**Data to use:**
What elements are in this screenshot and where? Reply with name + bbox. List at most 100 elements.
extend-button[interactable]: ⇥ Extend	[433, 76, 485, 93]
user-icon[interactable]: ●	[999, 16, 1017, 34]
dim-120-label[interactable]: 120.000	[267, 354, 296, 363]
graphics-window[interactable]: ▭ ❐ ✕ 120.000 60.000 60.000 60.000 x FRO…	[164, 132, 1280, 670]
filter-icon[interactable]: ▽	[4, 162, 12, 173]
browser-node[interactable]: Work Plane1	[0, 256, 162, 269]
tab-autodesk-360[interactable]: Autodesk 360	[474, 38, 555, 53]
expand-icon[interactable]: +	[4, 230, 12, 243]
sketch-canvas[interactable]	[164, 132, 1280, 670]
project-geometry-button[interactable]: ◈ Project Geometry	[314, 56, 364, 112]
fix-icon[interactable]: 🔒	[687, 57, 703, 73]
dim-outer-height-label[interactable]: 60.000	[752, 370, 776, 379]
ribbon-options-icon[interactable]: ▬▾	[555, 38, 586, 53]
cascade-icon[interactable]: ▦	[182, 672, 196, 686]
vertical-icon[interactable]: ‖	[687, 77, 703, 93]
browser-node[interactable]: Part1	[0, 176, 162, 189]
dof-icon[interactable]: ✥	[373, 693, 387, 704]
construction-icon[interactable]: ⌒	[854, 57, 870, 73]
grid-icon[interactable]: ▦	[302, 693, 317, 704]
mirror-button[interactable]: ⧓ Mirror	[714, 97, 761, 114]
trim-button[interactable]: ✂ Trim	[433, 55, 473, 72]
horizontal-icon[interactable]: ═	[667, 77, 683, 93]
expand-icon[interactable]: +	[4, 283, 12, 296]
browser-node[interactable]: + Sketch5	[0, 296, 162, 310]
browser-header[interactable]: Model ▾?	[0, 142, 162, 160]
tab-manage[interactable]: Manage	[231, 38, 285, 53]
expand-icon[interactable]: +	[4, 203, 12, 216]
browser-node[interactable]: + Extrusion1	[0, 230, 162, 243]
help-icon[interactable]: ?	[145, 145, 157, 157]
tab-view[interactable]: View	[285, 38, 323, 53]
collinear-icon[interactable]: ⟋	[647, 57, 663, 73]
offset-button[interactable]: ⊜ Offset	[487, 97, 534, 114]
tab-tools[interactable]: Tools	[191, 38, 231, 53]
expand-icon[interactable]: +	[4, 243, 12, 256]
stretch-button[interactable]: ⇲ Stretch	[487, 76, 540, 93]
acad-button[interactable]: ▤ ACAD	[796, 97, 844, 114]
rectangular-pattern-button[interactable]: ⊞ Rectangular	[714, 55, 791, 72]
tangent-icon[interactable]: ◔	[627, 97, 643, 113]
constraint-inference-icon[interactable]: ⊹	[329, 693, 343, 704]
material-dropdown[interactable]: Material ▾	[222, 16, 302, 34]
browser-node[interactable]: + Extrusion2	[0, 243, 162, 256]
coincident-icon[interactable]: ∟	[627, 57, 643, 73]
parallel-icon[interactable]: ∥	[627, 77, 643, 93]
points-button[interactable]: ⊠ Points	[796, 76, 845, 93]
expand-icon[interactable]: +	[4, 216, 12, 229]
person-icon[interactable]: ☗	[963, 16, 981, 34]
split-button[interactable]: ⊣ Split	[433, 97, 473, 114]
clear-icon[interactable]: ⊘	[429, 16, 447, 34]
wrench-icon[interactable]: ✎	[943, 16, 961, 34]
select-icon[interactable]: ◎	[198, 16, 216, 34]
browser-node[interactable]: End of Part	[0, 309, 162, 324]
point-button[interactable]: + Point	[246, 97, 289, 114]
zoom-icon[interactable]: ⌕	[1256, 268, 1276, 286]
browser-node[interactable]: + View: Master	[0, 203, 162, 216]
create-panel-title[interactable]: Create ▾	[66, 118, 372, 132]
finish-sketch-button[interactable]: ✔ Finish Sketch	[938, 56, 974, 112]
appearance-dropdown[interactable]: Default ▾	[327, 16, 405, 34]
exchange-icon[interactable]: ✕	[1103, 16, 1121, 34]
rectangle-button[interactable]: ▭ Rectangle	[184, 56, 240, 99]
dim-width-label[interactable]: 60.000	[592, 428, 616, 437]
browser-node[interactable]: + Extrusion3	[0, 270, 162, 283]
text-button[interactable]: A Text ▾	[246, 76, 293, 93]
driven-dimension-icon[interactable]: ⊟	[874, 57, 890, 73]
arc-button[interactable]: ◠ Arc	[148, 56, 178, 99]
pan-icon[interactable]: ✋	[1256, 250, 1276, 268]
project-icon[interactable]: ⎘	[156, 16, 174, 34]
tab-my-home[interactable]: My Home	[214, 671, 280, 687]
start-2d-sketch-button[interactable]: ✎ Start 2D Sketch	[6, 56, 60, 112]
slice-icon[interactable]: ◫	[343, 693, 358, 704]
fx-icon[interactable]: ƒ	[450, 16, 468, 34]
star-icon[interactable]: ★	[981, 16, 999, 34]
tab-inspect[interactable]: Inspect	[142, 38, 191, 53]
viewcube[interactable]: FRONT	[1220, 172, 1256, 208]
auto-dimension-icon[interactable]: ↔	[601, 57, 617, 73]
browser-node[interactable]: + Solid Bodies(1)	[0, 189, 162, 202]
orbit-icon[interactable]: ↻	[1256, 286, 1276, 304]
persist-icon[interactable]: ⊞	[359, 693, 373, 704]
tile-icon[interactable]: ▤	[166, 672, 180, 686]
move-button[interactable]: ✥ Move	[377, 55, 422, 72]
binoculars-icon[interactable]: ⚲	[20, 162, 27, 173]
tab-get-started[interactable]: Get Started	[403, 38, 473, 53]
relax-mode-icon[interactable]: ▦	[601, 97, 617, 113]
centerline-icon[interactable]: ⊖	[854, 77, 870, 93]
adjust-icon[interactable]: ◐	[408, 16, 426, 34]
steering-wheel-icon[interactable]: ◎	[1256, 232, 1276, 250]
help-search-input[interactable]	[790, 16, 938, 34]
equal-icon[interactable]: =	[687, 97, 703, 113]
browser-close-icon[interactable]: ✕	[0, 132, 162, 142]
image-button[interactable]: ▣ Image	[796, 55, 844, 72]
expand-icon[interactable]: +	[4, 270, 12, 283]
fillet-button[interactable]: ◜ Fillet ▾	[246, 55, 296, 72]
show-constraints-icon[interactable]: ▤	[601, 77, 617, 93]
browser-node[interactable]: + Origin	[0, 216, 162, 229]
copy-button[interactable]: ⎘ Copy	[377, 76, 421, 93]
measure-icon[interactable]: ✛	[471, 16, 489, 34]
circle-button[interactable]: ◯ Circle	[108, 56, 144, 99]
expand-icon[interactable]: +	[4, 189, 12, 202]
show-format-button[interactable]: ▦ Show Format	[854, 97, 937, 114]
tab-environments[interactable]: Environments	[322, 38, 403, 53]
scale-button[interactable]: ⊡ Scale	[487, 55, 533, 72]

**What is required:**
Please return this data unchanged, every line.

**Answer to this exercise:**
What elements are in this screenshot and where? Reply with name + bbox. List at most 100 elements.
extend-button[interactable]: ⇥ Extend	[433, 76, 485, 93]
user-icon[interactable]: ●	[999, 16, 1017, 34]
dim-120-label[interactable]: 120.000	[267, 354, 296, 363]
graphics-window[interactable]: ▭ ❐ ✕ 120.000 60.000 60.000 60.000 x FRO…	[164, 132, 1280, 670]
filter-icon[interactable]: ▽	[4, 162, 12, 173]
browser-node[interactable]: Work Plane1	[0, 256, 162, 269]
tab-autodesk-360[interactable]: Autodesk 360	[474, 38, 555, 53]
expand-icon[interactable]: +	[4, 230, 12, 243]
sketch-canvas[interactable]	[164, 132, 1280, 670]
project-geometry-button[interactable]: ◈ Project Geometry	[314, 56, 364, 112]
fix-icon[interactable]: 🔒	[687, 57, 703, 73]
dim-outer-height-label[interactable]: 60.000	[752, 370, 776, 379]
ribbon-options-icon[interactable]: ▬▾	[555, 38, 586, 53]
cascade-icon[interactable]: ▦	[182, 672, 196, 686]
vertical-icon[interactable]: ‖	[687, 77, 703, 93]
browser-node[interactable]: Part1	[0, 176, 162, 189]
dof-icon[interactable]: ✥	[373, 693, 387, 704]
construction-icon[interactable]: ⌒	[854, 57, 870, 73]
grid-icon[interactable]: ▦	[302, 693, 317, 704]
mirror-button[interactable]: ⧓ Mirror	[714, 97, 761, 114]
trim-button[interactable]: ✂ Trim	[433, 55, 473, 72]
horizontal-icon[interactable]: ═	[667, 77, 683, 93]
expand-icon[interactable]: +	[4, 283, 12, 296]
browser-node[interactable]: + Sketch5	[0, 296, 162, 310]
browser-header[interactable]: Model ▾?	[0, 142, 162, 160]
tab-manage[interactable]: Manage	[231, 38, 285, 53]
expand-icon[interactable]: +	[4, 203, 12, 216]
browser-node[interactable]: + Extrusion1	[0, 230, 162, 243]
help-icon[interactable]: ?	[145, 145, 157, 157]
tab-view[interactable]: View	[285, 38, 323, 53]
collinear-icon[interactable]: ⟋	[647, 57, 663, 73]
offset-button[interactable]: ⊜ Offset	[487, 97, 534, 114]
tab-tools[interactable]: Tools	[191, 38, 231, 53]
expand-icon[interactable]: +	[4, 243, 12, 256]
stretch-button[interactable]: ⇲ Stretch	[487, 76, 540, 93]
acad-button[interactable]: ▤ ACAD	[796, 97, 844, 114]
rectangular-pattern-button[interactable]: ⊞ Rectangular	[714, 55, 791, 72]
tangent-icon[interactable]: ◔	[627, 97, 643, 113]
constraint-inference-icon[interactable]: ⊹	[329, 693, 343, 704]
material-dropdown[interactable]: Material ▾	[222, 16, 302, 34]
browser-node[interactable]: + Extrusion2	[0, 243, 162, 256]
coincident-icon[interactable]: ∟	[627, 57, 643, 73]
parallel-icon[interactable]: ∥	[627, 77, 643, 93]
points-button[interactable]: ⊠ Points	[796, 76, 845, 93]
expand-icon[interactable]: +	[4, 216, 12, 229]
person-icon[interactable]: ☗	[963, 16, 981, 34]
split-button[interactable]: ⊣ Split	[433, 97, 473, 114]
clear-icon[interactable]: ⊘	[429, 16, 447, 34]
wrench-icon[interactable]: ✎	[943, 16, 961, 34]
select-icon[interactable]: ◎	[198, 16, 216, 34]
browser-node[interactable]: End of Part	[0, 309, 162, 324]
point-button[interactable]: + Point	[246, 97, 289, 114]
zoom-icon[interactable]: ⌕	[1256, 268, 1276, 286]
browser-node[interactable]: + View: Master	[0, 203, 162, 216]
create-panel-title[interactable]: Create ▾	[66, 118, 372, 132]
finish-sketch-button[interactable]: ✔ Finish Sketch	[938, 56, 974, 112]
appearance-dropdown[interactable]: Default ▾	[327, 16, 405, 34]
exchange-icon[interactable]: ✕	[1103, 16, 1121, 34]
rectangle-button[interactable]: ▭ Rectangle	[184, 56, 240, 99]
dim-width-label[interactable]: 60.000	[592, 428, 616, 437]
browser-node[interactable]: + Extrusion3	[0, 270, 162, 283]
text-button[interactable]: A Text ▾	[246, 76, 293, 93]
driven-dimension-icon[interactable]: ⊟	[874, 57, 890, 73]
arc-button[interactable]: ◠ Arc	[148, 56, 178, 99]
pan-icon[interactable]: ✋	[1256, 250, 1276, 268]
project-icon[interactable]: ⎘	[156, 16, 174, 34]
tab-my-home[interactable]: My Home	[214, 671, 280, 687]
start-2d-sketch-button[interactable]: ✎ Start 2D Sketch	[6, 56, 60, 112]
slice-icon[interactable]: ◫	[343, 693, 358, 704]
fx-icon[interactable]: ƒ	[450, 16, 468, 34]
star-icon[interactable]: ★	[981, 16, 999, 34]
tab-inspect[interactable]: Inspect	[142, 38, 191, 53]
viewcube[interactable]: FRONT	[1220, 172, 1256, 208]
auto-dimension-icon[interactable]: ↔	[601, 57, 617, 73]
browser-node[interactable]: + Solid Bodies(1)	[0, 189, 162, 202]
orbit-icon[interactable]: ↻	[1256, 286, 1276, 304]
persist-icon[interactable]: ⊞	[359, 693, 373, 704]
tile-icon[interactable]: ▤	[166, 672, 180, 686]
move-button[interactable]: ✥ Move	[377, 55, 422, 72]
binoculars-icon[interactable]: ⚲	[20, 162, 27, 173]
tab-get-started[interactable]: Get Started	[403, 38, 473, 53]
relax-mode-icon[interactable]: ▦	[601, 97, 617, 113]
centerline-icon[interactable]: ⊖	[854, 77, 870, 93]
adjust-icon[interactable]: ◐	[408, 16, 426, 34]
steering-wheel-icon[interactable]: ◎	[1256, 232, 1276, 250]
help-search-input[interactable]	[790, 16, 938, 34]
equal-icon[interactable]: =	[687, 97, 703, 113]
browser-close-icon[interactable]: ✕	[0, 132, 162, 142]
image-button[interactable]: ▣ Image	[796, 55, 844, 72]
expand-icon[interactable]: +	[4, 270, 12, 283]
fillet-button[interactable]: ◜ Fillet ▾	[246, 55, 296, 72]
show-constraints-icon[interactable]: ▤	[601, 77, 617, 93]
browser-node[interactable]: + Origin	[0, 216, 162, 229]
copy-button[interactable]: ⎘ Copy	[377, 76, 421, 93]
measure-icon[interactable]: ✛	[471, 16, 489, 34]
circle-button[interactable]: ◯ Circle	[108, 56, 144, 99]
expand-icon[interactable]: +	[4, 189, 12, 202]
show-format-button[interactable]: ▦ Show Format	[854, 97, 937, 114]
tab-environments[interactable]: Environments	[322, 38, 403, 53]
scale-button[interactable]: ⊡ Scale	[487, 55, 533, 72]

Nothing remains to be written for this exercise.